BEGIN Data section

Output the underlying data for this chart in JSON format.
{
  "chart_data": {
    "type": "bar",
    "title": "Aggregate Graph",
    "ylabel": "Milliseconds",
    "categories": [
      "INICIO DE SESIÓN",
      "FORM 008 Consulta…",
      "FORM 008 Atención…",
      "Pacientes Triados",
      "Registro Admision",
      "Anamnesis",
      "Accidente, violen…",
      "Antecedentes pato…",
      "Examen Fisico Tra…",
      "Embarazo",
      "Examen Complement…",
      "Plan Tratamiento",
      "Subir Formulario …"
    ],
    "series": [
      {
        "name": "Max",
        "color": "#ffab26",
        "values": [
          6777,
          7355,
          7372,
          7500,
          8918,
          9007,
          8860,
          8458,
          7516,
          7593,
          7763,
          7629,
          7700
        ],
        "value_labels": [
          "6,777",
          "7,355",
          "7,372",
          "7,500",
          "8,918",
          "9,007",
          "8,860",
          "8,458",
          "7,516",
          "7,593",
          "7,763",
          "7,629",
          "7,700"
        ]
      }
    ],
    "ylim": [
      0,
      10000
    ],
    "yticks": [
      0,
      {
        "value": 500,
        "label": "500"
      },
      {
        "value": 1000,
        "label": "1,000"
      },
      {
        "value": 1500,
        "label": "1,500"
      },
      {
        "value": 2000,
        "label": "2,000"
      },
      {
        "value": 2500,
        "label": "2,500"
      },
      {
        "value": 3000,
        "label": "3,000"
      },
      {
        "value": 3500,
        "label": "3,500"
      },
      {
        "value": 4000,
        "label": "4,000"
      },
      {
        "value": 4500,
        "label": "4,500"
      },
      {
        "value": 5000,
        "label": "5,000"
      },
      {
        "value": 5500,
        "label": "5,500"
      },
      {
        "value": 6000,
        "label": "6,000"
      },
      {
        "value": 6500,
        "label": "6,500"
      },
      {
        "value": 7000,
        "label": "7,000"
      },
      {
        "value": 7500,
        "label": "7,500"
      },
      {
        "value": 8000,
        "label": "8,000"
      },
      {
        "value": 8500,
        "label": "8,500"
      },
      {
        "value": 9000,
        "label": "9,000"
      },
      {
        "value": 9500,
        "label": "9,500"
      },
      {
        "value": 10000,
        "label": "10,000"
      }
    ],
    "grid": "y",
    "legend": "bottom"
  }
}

END Data section

> _Description of the task_
Copy out the data shown above without altering anything.

> _Task result_
Output the underlying data for this chart in JSON format.
{
  "chart_data": {
    "type": "bar",
    "title": "Aggregate Graph",
    "ylabel": "Milliseconds",
    "categories": [
      "INICIO DE SESIÓN",
      "FORM 008 Consulta…",
      "FORM 008 Atención…",
      "Pacientes Triados",
      "Registro Admision",
      "Anamnesis",
      "Accidente, violen…",
      "Antecedentes pato…",
      "Examen Fisico Tra…",
      "Embarazo",
      "Examen Complement…",
      "Plan Tratamiento",
      "Subir Formulario …"
    ],
    "series": [
      {
        "name": "Max",
        "color": "#ffab26",
        "values": [
          6777,
          7355,
          7372,
          7500,
          8918,
          9007,
          8860,
          8458,
          7516,
          7593,
          7763,
          7629,
          7700
        ],
        "value_labels": [
          "6,777",
          "7,355",
          "7,372",
          "7,500",
          "8,918",
          "9,007",
          "8,860",
          "8,458",
          "7,516",
          "7,593",
          "7,763",
          "7,629",
          "7,700"
        ]
      }
    ],
    "ylim": [
      0,
      10000
    ],
    "yticks": [
      0,
      {
        "value": 500,
        "label": "500"
      },
      {
        "value": 1000,
        "label": "1,000"
      },
      {
        "value": 1500,
        "label": "1,500"
      },
      {
        "value": 2000,
        "label": "2,000"
      },
      {
        "value": 2500,
        "label": "2,500"
      },
      {
        "value": 3000,
        "label": "3,000"
      },
      {
        "value": 3500,
        "label": "3,500"
      },
      {
        "value": 4000,
        "label": "4,000"
      },
      {
        "value": 4500,
        "label": "4,500"
      },
      {
        "value": 5000,
        "label": "5,000"
      },
      {
        "value": 5500,
        "label": "5,500"
      },
      {
        "value": 6000,
        "label": "6,000"
      },
      {
        "value": 6500,
        "label": "6,500"
      },
      {
        "value": 7000,
        "label": "7,000"
      },
      {
        "value": 7500,
        "label": "7,500"
      },
      {
        "value": 8000,
        "label": "8,000"
      },
      {
        "value": 8500,
        "label": "8,500"
      },
      {
        "value": 9000,
        "label": "9,000"
      },
      {
        "value": 9500,
        "label": "9,500"
      },
      {
        "value": 10000,
        "label": "10,000"
      }
    ],
    "grid": "y",
    "legend": "bottom"
  }
}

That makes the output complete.